- **DATA**
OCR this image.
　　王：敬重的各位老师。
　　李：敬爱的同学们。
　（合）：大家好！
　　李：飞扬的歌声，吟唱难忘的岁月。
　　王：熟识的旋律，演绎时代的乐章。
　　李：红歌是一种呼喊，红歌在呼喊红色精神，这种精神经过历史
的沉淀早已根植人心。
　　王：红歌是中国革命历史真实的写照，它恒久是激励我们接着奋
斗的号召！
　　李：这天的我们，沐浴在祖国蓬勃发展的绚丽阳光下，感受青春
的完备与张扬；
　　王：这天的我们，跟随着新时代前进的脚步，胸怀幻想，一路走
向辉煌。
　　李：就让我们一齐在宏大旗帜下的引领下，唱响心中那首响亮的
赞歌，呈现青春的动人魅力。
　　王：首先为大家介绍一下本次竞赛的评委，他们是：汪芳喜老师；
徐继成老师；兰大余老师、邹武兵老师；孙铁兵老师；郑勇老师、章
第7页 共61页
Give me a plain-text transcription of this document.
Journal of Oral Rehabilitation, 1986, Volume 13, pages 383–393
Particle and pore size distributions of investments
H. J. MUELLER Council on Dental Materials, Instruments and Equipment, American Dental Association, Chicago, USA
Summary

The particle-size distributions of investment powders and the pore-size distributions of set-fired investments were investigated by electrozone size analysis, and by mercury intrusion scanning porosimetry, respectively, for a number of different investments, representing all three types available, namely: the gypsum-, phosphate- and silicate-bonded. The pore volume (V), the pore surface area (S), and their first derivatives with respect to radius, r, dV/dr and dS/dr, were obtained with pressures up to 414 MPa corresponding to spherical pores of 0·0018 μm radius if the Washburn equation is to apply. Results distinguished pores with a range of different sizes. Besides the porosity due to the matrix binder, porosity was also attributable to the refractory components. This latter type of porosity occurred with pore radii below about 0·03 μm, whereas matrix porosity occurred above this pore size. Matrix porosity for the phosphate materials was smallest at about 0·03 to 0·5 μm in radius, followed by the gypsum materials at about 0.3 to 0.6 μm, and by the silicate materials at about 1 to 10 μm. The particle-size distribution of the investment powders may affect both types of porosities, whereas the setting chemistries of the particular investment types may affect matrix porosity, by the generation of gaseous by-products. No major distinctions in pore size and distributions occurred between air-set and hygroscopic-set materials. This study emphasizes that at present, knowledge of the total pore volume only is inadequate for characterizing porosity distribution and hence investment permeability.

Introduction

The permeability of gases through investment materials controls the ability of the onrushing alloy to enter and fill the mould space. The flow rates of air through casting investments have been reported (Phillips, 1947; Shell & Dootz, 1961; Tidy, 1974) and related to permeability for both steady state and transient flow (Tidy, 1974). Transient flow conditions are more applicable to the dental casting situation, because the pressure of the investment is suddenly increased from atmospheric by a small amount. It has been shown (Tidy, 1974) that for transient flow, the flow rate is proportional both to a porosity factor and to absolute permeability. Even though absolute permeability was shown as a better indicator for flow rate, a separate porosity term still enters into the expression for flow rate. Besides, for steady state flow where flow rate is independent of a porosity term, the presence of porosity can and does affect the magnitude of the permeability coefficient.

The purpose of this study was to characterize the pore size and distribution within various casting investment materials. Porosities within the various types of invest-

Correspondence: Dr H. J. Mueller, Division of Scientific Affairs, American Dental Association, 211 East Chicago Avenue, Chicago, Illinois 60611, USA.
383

- **TASK TO COMPLETE**
Reproduce the full listing word for word.

- **TASK SOLUTION**
OCR this image.
　　王：敬重的各位老师。
　　李：敬爱的同学们。
　（合）：大家好！
　　李：飞扬的歌声，吟唱难忘的岁月。
　　王：熟识的旋律，演绎时代的乐章。
　　李：红歌是一种呼喊，红歌在呼喊红色精神，这种精神经过历史
的沉淀早已根植人心。
　　王：红歌是中国革命历史真实的写照，它恒久是激励我们接着奋
斗的号召！
　　李：这天的我们，沐浴在祖国蓬勃发展的绚丽阳光下，感受青春
的完备与张扬；
　　王：这天的我们，跟随着新时代前进的脚步，胸怀幻想，一路走
向辉煌。
　　李：就让我们一齐在宏大旗帜下的引领下，唱响心中那首响亮的
赞歌，呈现青春的动人魅力。
　　王：首先为大家介绍一下本次竞赛的评委，他们是：汪芳喜老师；
徐继成老师；兰大余老师、邹武兵老师；孙铁兵老师；郑勇老师、章
第7页 共61页
Give me a plain-text transcription of this document.
Journal of Oral Rehabilitation, 1986, Volume 13, pages 383–393
Particle and pore size distributions of investments
H. J. MUELLER Council on Dental Materials, Instruments and Equipment, American Dental Association, Chicago, USA
Summary

The particle-size distributions of investment powders and the pore-size distributions of set-fired investments were investigated by electrozone size analysis, and by mercury intrusion scanning porosimetry, respectively, for a number of different investments, representing all three types available, namely: the gypsum-, phosphate- and silicate-bonded. The pore volume (V), the pore surface area (S), and their first derivatives with respect to radius, r, dV/dr and dS/dr, were obtained with pressures up to 414 MPa corresponding to spherical pores of 0·0018 μm radius if the Washburn equation is to apply. Results distinguished pores with a range of different sizes. Besides the porosity due to the matrix binder, porosity was also attributable to the refractory components. This latter type of porosity occurred with pore radii below about 0·03 μm, whereas matrix porosity occurred above this pore size. Matrix porosity for the phosphate materials was smallest at about 0·03 to 0·5 μm in radius, followed by the gypsum materials at about 0.3 to 0.6 μm, and by the silicate materials at about 1 to 10 μm. The particle-size distribution of the investment powders may affect both types of porosities, whereas the setting chemistries of the particular investment types may affect matrix porosity, by the generation of gaseous by-products. No major distinctions in pore size and distributions occurred between air-set and hygroscopic-set materials. This study emphasizes that at present, knowledge of the total pore volume only is inadequate for characterizing porosity distribution and hence investment permeability.

Introduction

The permeability of gases through investment materials controls the ability of the onrushing alloy to enter and fill the mould space. The flow rates of air through casting investments have been reported (Phillips, 1947; Shell & Dootz, 1961; Tidy, 1974) and related to permeability for both steady state and transient flow (Tidy, 1974). Transient flow conditions are more applicable to the dental casting situation, because the pressure of the investment is suddenly increased from atmospheric by a small amount. It has been shown (Tidy, 1974) that for transient flow, the flow rate is proportional both to a porosity factor and to absolute permeability. Even though absolute permeability was shown as a better indicator for flow rate, a separate porosity term still enters into the expression for flow rate. Besides, for steady state flow where flow rate is independent of a porosity term, the presence of porosity can and does affect the magnitude of the permeability coefficient.

The purpose of this study was to characterize the pore size and distribution within various casting investment materials. Porosities within the various types of invest-

Correspondence: Dr H. J. Mueller, Division of Scientific Affairs, American Dental Association, 211 East Chicago Avenue, Chicago, Illinois 60611, USA.
383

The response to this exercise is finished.